# Stated goal:
The listing below is the input. Say how many of its lines contain "structured", giving the number alone.

[Stored entries]
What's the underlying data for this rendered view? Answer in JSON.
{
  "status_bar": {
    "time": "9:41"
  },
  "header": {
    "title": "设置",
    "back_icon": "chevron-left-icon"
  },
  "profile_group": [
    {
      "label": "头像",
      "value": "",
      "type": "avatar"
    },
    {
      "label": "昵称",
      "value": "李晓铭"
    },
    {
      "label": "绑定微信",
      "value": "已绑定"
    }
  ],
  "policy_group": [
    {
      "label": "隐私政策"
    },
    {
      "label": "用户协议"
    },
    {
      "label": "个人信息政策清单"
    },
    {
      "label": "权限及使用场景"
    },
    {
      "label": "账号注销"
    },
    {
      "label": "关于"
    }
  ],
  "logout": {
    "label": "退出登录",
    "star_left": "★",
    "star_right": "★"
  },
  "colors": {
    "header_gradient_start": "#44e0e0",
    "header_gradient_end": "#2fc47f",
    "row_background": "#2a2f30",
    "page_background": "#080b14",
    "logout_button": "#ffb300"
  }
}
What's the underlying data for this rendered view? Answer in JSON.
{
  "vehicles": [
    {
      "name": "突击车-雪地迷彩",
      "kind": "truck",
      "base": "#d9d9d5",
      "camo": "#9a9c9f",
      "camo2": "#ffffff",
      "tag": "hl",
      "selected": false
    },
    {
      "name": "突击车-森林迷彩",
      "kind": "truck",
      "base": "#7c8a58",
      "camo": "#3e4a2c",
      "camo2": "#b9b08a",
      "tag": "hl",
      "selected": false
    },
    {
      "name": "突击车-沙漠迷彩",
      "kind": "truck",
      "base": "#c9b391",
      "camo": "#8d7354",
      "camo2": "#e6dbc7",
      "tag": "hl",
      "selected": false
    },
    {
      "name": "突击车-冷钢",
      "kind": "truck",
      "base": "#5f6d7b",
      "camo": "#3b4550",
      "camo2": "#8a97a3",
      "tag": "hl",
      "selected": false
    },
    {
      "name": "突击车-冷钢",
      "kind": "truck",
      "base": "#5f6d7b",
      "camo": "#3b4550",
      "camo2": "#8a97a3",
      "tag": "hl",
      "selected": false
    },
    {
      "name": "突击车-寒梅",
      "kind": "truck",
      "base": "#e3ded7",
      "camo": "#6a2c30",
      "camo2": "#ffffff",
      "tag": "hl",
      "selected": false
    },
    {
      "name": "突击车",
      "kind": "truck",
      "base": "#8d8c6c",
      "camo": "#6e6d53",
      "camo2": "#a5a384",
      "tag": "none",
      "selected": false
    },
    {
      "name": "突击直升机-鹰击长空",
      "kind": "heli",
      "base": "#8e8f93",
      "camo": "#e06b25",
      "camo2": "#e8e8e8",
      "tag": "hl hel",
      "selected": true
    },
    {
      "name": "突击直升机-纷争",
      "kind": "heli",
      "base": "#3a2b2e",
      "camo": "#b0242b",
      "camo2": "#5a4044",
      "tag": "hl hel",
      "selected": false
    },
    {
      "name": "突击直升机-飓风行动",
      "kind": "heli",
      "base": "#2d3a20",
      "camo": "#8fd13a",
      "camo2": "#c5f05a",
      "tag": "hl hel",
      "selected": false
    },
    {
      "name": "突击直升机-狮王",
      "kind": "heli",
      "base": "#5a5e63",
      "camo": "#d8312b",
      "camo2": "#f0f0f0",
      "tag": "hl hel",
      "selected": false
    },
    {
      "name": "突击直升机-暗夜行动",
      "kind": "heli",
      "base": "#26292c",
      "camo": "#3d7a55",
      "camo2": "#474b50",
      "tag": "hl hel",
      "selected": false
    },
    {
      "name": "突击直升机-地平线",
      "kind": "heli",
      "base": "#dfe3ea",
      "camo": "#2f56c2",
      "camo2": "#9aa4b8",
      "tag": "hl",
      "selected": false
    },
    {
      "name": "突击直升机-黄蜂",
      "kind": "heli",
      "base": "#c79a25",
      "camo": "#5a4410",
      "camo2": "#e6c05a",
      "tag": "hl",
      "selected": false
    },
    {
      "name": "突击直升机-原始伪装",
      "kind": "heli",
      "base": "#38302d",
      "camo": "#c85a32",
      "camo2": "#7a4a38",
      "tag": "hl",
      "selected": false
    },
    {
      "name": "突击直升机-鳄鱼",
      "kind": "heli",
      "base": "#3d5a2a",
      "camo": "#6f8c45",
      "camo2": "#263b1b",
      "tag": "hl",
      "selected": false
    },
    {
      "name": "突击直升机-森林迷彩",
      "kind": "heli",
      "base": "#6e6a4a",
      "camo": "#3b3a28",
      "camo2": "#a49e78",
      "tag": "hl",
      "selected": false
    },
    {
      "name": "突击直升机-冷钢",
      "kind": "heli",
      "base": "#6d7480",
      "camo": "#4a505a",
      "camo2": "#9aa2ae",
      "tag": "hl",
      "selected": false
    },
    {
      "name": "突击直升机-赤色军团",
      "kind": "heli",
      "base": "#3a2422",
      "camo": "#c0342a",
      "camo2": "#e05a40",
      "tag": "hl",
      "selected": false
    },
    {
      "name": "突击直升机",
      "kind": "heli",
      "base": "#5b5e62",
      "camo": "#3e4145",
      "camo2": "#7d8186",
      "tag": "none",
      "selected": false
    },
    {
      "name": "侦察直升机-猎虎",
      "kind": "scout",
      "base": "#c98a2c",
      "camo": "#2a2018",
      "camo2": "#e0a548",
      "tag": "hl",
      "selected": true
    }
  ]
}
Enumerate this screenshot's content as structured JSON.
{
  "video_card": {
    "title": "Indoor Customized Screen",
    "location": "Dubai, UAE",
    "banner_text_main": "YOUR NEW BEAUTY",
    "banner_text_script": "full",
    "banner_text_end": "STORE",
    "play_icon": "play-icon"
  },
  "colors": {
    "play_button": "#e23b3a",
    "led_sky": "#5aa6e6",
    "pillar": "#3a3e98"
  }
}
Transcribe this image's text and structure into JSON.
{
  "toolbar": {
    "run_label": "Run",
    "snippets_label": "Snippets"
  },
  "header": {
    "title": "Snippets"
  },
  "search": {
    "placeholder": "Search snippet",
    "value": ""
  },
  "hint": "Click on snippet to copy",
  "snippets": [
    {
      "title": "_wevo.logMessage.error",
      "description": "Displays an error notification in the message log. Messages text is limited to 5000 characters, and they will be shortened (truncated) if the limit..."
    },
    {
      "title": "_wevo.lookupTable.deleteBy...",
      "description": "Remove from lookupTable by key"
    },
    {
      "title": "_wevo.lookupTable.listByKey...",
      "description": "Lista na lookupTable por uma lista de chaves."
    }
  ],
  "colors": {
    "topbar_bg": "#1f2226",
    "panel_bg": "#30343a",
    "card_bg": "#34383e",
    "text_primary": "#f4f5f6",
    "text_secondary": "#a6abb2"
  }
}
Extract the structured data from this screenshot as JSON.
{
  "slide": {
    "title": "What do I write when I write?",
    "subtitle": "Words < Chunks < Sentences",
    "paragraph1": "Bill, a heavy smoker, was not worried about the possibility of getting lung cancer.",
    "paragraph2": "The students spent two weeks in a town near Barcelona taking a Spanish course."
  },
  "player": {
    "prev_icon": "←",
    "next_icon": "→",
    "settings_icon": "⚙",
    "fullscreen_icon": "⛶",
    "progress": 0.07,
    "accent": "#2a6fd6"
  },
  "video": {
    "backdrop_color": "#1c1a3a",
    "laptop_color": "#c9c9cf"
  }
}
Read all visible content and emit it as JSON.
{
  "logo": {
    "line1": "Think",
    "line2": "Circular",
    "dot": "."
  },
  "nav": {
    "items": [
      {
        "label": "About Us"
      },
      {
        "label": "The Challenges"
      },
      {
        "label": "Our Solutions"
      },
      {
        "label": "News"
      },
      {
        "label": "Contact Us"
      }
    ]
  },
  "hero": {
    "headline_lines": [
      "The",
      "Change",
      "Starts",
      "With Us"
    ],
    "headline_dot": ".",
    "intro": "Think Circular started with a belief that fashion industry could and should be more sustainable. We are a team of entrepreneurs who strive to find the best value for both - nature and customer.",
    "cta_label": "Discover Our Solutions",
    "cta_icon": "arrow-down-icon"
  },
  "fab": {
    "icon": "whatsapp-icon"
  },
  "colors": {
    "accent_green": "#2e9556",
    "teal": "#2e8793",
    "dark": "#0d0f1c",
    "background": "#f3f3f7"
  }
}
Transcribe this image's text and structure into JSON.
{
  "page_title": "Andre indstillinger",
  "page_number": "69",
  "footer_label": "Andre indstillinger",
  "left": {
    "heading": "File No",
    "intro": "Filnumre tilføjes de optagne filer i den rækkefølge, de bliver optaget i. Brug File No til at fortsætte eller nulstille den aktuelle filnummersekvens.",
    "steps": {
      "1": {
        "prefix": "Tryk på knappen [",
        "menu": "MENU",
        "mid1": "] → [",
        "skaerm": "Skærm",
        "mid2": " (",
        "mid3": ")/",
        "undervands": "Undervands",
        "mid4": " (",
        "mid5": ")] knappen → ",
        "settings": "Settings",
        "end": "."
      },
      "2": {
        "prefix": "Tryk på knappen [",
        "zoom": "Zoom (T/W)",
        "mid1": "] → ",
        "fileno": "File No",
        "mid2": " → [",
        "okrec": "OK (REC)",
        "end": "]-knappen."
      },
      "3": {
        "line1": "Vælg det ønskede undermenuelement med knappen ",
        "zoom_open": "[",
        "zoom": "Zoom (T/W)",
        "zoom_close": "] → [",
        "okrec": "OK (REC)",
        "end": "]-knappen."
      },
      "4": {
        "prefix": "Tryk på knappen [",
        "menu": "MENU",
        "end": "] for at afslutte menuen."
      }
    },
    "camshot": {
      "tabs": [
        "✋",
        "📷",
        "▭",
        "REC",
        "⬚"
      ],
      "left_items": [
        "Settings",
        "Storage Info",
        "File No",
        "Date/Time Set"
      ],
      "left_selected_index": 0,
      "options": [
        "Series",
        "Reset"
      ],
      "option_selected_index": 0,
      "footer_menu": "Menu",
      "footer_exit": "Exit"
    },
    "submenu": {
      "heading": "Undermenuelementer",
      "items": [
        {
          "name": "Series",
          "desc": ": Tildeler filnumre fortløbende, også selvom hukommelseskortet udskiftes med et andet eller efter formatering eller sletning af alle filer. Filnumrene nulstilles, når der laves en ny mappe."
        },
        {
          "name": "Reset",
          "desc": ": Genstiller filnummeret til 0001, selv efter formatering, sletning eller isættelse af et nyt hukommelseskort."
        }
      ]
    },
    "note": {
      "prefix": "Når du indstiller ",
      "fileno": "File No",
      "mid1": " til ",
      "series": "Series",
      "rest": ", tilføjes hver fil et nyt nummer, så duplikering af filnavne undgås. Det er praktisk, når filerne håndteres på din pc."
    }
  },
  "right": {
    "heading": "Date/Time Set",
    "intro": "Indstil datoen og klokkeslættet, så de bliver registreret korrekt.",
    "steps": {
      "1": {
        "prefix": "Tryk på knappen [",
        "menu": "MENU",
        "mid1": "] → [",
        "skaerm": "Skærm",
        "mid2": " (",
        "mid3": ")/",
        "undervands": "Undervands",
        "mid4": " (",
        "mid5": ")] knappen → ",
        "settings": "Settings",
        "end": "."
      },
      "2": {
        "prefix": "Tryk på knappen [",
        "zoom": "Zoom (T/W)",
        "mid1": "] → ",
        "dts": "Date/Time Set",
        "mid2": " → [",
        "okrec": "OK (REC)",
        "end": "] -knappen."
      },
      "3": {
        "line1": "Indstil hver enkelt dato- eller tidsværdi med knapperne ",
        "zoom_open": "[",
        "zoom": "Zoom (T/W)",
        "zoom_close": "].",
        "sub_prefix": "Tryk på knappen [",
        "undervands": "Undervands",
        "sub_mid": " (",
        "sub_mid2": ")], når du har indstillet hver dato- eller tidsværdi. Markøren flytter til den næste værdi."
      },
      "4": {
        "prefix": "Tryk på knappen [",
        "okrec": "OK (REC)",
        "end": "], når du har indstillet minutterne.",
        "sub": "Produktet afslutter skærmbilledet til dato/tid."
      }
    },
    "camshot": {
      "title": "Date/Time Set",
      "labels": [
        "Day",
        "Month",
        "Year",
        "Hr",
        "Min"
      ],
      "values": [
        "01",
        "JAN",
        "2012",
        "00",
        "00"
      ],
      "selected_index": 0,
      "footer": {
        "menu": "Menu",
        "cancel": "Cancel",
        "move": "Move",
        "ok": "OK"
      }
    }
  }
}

# Correct output:
2